EXERCISE BRIEF —
The material below should be written out in full and exactly; pictures stay out of the copy.

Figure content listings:
§

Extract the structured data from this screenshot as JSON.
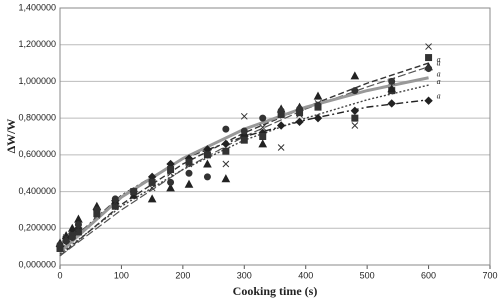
{
  "chart_data": {
    "type": "scatter",
    "x_label": "Cooking time (s)",
    "y_label": "ΔW/W",
    "xlim": [
      0,
      700
    ],
    "xticks": [
      0,
      100,
      200,
      300,
      400,
      500,
      600,
      700
    ],
    "ylim": [
      0,
      1.4
    ],
    "yticks": [
      {
        "value": 0,
        "label": "0,000000"
      },
      {
        "value": 0.2,
        "label": "0,200000"
      },
      {
        "value": 0.4,
        "label": "0,400000"
      },
      {
        "value": 0.6,
        "label": "0,600000"
      },
      {
        "value": 0.8,
        "label": "0,800000"
      },
      {
        "value": 1.0,
        "label": "1,000000"
      },
      {
        "value": 1.2,
        "label": "1,200000"
      },
      {
        "value": 1.4,
        "label": "1,400000"
      }
    ],
    "grid": true,
    "x": [
      0,
      10,
      20,
      30,
      60,
      90,
      120,
      150,
      180,
      210,
      240,
      270,
      300,
      330,
      360,
      390,
      420,
      480,
      540,
      600
    ],
    "fit_x": [
      0,
      100,
      200,
      300,
      400,
      500,
      600
    ],
    "series": [
      {
        "marker": "diamond",
        "color": "#222222",
        "fit_color": "#222222",
        "fit_dash": "7 3 2 3",
        "fit_width": 1.4,
        "annotation": "a",
        "values": [
          0.1,
          0.13,
          0.17,
          0.2,
          0.3,
          0.35,
          0.4,
          0.48,
          0.55,
          0.58,
          0.63,
          0.66,
          0.7,
          0.72,
          0.76,
          0.78,
          0.8,
          0.84,
          0.88,
          0.895
        ],
        "fit": [
          0.08,
          0.38,
          0.58,
          0.7,
          0.79,
          0.86,
          0.9
        ]
      },
      {
        "marker": "square",
        "color": "#333333",
        "fit_color": "#333333",
        "fit_dash": "6 3",
        "fit_width": 1.4,
        "annotation": "a",
        "values": [
          0.09,
          0.14,
          0.16,
          0.18,
          0.28,
          0.32,
          0.4,
          0.45,
          0.52,
          0.56,
          0.6,
          0.62,
          0.68,
          0.7,
          0.82,
          0.83,
          0.86,
          0.8,
          0.95,
          1.13
        ],
        "fit": [
          0.05,
          0.33,
          0.55,
          0.72,
          0.86,
          0.99,
          1.1
        ]
      },
      {
        "marker": "triangle",
        "color": "#222222",
        "fit_color": "#555555",
        "fit_dash": "8 3",
        "fit_width": 1.2,
        "annotation": "a",
        "values": [
          0.12,
          0.16,
          0.2,
          0.25,
          0.32,
          0.35,
          0.38,
          0.36,
          0.42,
          0.44,
          0.55,
          0.47,
          0.72,
          0.66,
          0.85,
          0.86,
          0.92,
          1.03,
          0.96,
          1.08
        ],
        "fit": [
          0.05,
          0.3,
          0.52,
          0.7,
          0.85,
          0.97,
          1.08
        ]
      },
      {
        "marker": "cross",
        "color": "#333333",
        "fit_color": "#444444",
        "fit_dash": "2 2",
        "fit_width": 1.4,
        "annotation": "a",
        "values": [
          0.1,
          0.15,
          0.17,
          0.2,
          0.27,
          0.34,
          0.39,
          0.42,
          0.5,
          0.55,
          0.6,
          0.55,
          0.81,
          0.75,
          0.64,
          0.82,
          0.88,
          0.76,
          1.0,
          1.19
        ],
        "fit": [
          0.06,
          0.32,
          0.52,
          0.68,
          0.8,
          0.9,
          0.98
        ]
      },
      {
        "marker": "circle",
        "color": "#333333",
        "fit_color": "#999999",
        "fit_dash": "none",
        "fit_width": 3,
        "annotation": "a",
        "values": [
          0.11,
          0.13,
          0.15,
          0.22,
          0.3,
          0.36,
          0.4,
          0.45,
          0.45,
          0.5,
          0.48,
          0.74,
          0.73,
          0.8,
          0.84,
          0.85,
          0.87,
          0.95,
          1.0,
          1.07
        ],
        "fit": [
          0.07,
          0.37,
          0.58,
          0.74,
          0.86,
          0.95,
          1.02
        ]
      }
    ]
  }
}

§

FINISHED EXERCISE —
Extract the structured data from this screenshot as JSON.
{
  "chart_data": {
    "type": "scatter",
    "x_label": "Cooking time (s)",
    "y_label": "ΔW/W",
    "xlim": [
      0,
      700
    ],
    "xticks": [
      0,
      100,
      200,
      300,
      400,
      500,
      600,
      700
    ],
    "ylim": [
      0,
      1.4
    ],
    "yticks": [
      {
        "value": 0,
        "label": "0,000000"
      },
      {
        "value": 0.2,
        "label": "0,200000"
      },
      {
        "value": 0.4,
        "label": "0,400000"
      },
      {
        "value": 0.6,
        "label": "0,600000"
      },
      {
        "value": 0.8,
        "label": "0,800000"
      },
      {
        "value": 1.0,
        "label": "1,000000"
      },
      {
        "value": 1.2,
        "label": "1,200000"
      },
      {
        "value": 1.4,
        "label": "1,400000"
      }
    ],
    "grid": true,
    "x": [
      0,
      10,
      20,
      30,
      60,
      90,
      120,
      150,
      180,
      210,
      240,
      270,
      300,
      330,
      360,
      390,
      420,
      480,
      540,
      600
    ],
    "fit_x": [
      0,
      100,
      200,
      300,
      400,
      500,
      600
    ],
    "series": [
      {
        "marker": "diamond",
        "color": "#222222",
        "fit_color": "#222222",
        "fit_dash": "7 3 2 3",
        "fit_width": 1.4,
        "annotation": "a",
        "values": [
          0.1,
          0.13,
          0.17,
          0.2,
          0.3,
          0.35,
          0.4,
          0.48,
          0.55,
          0.58,
          0.63,
          0.66,
          0.7,
          0.72,
          0.76,
          0.78,
          0.8,
          0.84,
          0.88,
          0.895
        ],
        "fit": [
          0.08,
          0.38,
          0.58,
          0.7,
          0.79,
          0.86,
          0.9
        ]
      },
      {
        "marker": "square",
        "color": "#333333",
        "fit_color": "#333333",
        "fit_dash": "6 3",
        "fit_width": 1.4,
        "annotation": "a",
        "values": [
          0.09,
          0.14,
          0.16,
          0.18,
          0.28,
          0.32,
          0.4,
          0.45,
          0.52,
          0.56,
          0.6,
          0.62,
          0.68,
          0.7,
          0.82,
          0.83,
          0.86,
          0.8,
          0.95,
          1.13
        ],
        "fit": [
          0.05,
          0.33,
          0.55,
          0.72,
          0.86,
          0.99,
          1.1
        ]
      },
      {
        "marker": "triangle",
        "color": "#222222",
        "fit_color": "#555555",
        "fit_dash": "8 3",
        "fit_width": 1.2,
        "annotation": "a",
        "values": [
          0.12,
          0.16,
          0.2,
          0.25,
          0.32,
          0.35,
          0.38,
          0.36,
          0.42,
          0.44,
          0.55,
          0.47,
          0.72,
          0.66,
          0.85,
          0.86,
          0.92,
          1.03,
          0.96,
          1.08
        ],
        "fit": [
          0.05,
          0.3,
          0.52,
          0.7,
          0.85,
          0.97,
          1.08
        ]
      },
      {
        "marker": "cross",
        "color": "#333333",
        "fit_color": "#444444",
        "fit_dash": "2 2",
        "fit_width": 1.4,
        "annotation": "a",
        "values": [
          0.1,
          0.15,
          0.17,
          0.2,
          0.27,
          0.34,
          0.39,
          0.42,
          0.5,
          0.55,
          0.6,
          0.55,
          0.81,
          0.75,
          0.64,
          0.82,
          0.88,
          0.76,
          1.0,
          1.19
        ],
        "fit": [
          0.06,
          0.32,
          0.52,
          0.68,
          0.8,
          0.9,
          0.98
        ]
      },
      {
        "marker": "circle",
        "color": "#333333",
        "fit_color": "#999999",
        "fit_dash": "none",
        "fit_width": 3,
        "annotation": "a",
        "values": [
          0.11,
          0.13,
          0.15,
          0.22,
          0.3,
          0.36,
          0.4,
          0.45,
          0.45,
          0.5,
          0.48,
          0.74,
          0.73,
          0.8,
          0.84,
          0.85,
          0.87,
          0.95,
          1.0,
          1.07
        ],
        "fit": [
          0.07,
          0.37,
          0.58,
          0.74,
          0.86,
          0.95,
          1.02
        ]
      }
    ]
  }
}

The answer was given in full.